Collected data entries
-- -- --
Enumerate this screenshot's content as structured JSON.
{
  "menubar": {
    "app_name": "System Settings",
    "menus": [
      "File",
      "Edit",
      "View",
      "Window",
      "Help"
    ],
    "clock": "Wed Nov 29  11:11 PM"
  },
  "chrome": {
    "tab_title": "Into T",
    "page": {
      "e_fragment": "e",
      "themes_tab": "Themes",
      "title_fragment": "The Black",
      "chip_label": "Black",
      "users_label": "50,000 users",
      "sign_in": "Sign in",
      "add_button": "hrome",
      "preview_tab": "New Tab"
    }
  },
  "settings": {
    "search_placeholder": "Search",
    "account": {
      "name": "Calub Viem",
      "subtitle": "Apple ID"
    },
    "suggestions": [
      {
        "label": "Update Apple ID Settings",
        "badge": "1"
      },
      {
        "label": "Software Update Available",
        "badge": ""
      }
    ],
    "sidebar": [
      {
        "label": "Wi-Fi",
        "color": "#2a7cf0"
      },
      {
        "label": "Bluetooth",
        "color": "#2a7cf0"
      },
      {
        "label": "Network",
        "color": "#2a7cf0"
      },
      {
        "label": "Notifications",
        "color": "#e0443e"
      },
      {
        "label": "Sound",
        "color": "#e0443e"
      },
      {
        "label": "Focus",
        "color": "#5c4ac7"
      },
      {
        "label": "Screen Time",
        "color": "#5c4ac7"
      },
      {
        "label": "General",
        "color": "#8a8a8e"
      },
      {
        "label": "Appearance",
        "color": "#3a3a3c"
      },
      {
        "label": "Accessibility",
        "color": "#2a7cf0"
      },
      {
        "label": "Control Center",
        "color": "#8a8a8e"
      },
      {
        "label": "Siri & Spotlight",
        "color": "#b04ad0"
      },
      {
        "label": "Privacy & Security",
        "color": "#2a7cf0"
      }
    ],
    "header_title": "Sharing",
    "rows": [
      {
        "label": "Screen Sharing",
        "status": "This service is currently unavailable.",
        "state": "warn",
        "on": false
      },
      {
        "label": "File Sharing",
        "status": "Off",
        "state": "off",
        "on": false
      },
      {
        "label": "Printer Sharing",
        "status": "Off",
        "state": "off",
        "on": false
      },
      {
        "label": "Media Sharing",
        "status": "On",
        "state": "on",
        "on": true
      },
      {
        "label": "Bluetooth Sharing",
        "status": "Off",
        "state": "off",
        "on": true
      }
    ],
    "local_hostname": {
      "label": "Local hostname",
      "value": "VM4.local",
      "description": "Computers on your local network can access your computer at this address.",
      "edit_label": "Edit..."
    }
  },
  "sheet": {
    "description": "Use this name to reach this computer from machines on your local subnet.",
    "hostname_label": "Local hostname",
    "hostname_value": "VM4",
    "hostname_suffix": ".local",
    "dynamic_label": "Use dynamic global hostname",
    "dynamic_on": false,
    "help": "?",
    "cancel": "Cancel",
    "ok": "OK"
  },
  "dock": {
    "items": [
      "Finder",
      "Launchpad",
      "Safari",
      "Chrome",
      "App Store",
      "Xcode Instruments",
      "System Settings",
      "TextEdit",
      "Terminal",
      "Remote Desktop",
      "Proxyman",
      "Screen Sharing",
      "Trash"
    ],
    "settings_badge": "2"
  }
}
-- -- --
» Short problem
Among the records above, find each line holding the string "computer" and pull it out.

» Answer to the exercise
      "description": "Computers on your local network can access your computer at this address.",
    "description": "Use this name to reach this computer from machines on your local subnet.",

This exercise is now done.